■ Recorded information
+ + + + + + +

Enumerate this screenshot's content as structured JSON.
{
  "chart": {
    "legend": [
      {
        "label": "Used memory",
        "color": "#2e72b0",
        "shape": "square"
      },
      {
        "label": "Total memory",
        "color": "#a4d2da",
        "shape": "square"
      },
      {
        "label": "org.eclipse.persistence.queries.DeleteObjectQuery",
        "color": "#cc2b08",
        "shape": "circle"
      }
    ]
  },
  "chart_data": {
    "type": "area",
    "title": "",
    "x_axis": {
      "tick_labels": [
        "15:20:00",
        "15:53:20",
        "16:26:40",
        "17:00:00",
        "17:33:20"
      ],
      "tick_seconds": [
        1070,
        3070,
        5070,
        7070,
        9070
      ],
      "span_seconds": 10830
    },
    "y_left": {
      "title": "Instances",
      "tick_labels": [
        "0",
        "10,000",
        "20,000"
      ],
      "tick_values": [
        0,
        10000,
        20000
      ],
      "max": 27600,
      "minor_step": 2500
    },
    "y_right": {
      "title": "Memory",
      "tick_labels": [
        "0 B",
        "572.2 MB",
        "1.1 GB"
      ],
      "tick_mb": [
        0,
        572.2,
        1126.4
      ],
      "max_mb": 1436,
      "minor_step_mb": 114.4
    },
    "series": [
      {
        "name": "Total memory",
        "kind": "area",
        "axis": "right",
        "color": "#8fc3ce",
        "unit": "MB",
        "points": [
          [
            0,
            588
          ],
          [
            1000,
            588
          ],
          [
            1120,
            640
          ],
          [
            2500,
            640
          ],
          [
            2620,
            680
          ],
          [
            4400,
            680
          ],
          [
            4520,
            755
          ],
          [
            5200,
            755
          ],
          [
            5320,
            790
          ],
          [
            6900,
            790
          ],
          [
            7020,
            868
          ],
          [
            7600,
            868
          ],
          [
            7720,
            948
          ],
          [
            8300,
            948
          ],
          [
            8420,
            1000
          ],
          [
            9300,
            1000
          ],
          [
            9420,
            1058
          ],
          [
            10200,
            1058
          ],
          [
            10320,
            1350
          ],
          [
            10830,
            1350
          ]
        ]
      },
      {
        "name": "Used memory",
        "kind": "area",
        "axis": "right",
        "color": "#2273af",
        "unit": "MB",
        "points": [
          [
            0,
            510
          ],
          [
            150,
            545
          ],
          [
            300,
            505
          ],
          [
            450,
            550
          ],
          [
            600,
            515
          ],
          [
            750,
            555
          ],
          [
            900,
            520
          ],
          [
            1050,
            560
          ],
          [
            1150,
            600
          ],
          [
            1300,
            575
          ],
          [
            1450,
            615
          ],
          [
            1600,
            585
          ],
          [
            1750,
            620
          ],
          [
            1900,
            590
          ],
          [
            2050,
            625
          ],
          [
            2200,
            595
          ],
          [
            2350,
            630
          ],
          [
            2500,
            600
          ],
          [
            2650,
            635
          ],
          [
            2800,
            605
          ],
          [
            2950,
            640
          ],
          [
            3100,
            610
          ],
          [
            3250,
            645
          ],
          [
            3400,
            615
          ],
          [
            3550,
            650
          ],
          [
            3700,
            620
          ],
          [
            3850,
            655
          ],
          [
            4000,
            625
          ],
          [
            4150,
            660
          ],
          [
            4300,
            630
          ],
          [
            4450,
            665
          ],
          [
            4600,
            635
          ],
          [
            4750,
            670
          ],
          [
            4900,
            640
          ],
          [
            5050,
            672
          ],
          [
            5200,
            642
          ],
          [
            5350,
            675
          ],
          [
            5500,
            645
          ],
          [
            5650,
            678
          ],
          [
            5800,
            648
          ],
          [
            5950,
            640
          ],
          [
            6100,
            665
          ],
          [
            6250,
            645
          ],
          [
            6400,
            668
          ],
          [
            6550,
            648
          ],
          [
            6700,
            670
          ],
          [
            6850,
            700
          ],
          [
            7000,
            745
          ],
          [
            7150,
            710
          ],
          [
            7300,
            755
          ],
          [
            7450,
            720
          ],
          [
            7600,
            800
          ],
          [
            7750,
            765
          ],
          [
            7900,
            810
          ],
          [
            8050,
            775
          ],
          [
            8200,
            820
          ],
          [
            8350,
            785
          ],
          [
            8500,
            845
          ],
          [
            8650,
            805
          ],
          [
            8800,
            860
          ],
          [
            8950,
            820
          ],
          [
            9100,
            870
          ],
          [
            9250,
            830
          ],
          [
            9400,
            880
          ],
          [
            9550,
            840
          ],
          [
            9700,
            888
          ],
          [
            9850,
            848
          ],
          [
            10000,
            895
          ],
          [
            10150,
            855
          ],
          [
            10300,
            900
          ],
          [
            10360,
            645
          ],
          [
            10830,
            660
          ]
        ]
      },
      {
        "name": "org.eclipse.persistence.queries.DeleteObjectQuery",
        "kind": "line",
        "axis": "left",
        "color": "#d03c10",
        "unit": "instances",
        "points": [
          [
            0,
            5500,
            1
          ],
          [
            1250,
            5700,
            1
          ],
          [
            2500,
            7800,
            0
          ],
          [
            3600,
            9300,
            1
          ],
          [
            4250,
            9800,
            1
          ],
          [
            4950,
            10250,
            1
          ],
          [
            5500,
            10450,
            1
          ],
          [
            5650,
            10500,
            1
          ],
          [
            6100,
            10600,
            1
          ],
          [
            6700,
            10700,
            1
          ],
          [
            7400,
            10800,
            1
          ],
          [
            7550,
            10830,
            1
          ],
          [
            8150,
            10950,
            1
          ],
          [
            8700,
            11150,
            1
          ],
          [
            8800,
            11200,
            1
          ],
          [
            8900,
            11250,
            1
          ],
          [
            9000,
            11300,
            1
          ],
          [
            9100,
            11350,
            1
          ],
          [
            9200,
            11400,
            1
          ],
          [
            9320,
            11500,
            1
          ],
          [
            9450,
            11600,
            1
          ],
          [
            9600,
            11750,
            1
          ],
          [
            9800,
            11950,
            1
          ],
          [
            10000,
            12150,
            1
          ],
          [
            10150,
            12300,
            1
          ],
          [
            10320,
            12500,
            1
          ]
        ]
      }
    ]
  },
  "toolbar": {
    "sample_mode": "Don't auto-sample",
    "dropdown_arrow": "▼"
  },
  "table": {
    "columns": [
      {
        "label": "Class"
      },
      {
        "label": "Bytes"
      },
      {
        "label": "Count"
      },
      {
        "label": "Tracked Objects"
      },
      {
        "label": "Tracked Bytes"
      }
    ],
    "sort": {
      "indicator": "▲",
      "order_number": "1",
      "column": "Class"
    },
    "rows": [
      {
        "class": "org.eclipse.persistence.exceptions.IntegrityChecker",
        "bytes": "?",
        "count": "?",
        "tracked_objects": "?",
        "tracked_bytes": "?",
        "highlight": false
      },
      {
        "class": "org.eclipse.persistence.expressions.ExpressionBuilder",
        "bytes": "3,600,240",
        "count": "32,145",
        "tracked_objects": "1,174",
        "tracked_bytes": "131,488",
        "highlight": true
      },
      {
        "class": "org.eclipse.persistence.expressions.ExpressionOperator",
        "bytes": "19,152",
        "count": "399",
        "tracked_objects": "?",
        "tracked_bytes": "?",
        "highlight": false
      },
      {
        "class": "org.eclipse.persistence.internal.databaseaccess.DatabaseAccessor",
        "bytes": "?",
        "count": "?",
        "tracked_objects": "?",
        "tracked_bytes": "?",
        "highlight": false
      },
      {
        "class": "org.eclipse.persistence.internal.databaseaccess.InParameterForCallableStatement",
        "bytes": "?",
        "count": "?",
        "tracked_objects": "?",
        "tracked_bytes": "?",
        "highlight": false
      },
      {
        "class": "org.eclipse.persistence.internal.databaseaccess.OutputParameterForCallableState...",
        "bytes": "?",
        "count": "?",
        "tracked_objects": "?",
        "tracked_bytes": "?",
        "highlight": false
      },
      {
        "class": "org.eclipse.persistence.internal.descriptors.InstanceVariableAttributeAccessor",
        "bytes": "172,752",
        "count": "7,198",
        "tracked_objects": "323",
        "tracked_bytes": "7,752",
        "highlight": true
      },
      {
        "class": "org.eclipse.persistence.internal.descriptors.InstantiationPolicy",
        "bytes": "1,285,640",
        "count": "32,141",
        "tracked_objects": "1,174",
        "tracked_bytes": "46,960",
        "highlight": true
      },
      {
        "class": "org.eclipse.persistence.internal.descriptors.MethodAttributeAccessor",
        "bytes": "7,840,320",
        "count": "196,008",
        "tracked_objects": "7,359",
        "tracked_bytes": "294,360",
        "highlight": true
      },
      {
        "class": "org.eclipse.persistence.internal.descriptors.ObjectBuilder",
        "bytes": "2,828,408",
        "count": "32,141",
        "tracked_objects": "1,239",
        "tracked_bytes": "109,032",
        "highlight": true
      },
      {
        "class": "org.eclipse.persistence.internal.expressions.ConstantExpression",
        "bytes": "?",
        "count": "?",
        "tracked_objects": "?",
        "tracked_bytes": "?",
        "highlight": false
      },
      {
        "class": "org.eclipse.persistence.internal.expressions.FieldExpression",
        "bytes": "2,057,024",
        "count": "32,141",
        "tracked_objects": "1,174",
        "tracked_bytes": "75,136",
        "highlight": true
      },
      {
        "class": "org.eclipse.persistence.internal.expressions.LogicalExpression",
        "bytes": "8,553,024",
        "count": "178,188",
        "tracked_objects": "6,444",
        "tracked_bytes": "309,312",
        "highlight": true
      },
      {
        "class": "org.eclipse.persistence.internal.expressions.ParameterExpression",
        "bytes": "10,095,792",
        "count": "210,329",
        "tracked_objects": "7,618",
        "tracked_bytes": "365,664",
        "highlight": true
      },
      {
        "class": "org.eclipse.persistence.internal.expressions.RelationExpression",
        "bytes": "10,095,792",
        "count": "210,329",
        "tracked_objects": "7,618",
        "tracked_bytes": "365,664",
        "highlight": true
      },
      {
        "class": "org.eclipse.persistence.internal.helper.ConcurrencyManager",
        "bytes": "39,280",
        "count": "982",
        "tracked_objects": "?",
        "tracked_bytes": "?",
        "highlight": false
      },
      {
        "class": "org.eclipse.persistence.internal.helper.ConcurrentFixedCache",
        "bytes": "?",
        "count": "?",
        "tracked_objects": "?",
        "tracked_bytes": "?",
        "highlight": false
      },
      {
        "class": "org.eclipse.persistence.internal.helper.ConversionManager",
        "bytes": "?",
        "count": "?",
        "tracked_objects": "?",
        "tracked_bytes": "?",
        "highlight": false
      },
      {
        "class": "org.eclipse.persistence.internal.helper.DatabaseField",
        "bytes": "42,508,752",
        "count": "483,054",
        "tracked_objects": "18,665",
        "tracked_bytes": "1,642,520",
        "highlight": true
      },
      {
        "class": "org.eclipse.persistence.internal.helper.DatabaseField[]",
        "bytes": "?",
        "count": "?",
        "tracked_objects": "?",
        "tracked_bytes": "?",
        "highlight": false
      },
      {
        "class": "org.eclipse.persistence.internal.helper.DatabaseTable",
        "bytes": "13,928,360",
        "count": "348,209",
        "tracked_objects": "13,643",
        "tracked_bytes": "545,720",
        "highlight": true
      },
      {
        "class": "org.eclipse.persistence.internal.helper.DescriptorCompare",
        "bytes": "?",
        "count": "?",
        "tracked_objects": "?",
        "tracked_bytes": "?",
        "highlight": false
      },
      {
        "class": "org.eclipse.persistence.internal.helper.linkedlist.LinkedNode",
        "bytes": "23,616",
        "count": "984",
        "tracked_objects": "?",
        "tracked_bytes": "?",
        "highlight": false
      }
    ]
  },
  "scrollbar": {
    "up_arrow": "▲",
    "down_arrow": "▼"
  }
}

+ + + + + + +

■ What is required
Pull out each line of the listing that holds the string "color".

■ Task response
        "color": "#2e72b0",
        "color": "#a4d2da",
        "color": "#cc2b08",
        "color": "#8fc3ce",
        "color": "#2273af",
        "color": "#d03c10",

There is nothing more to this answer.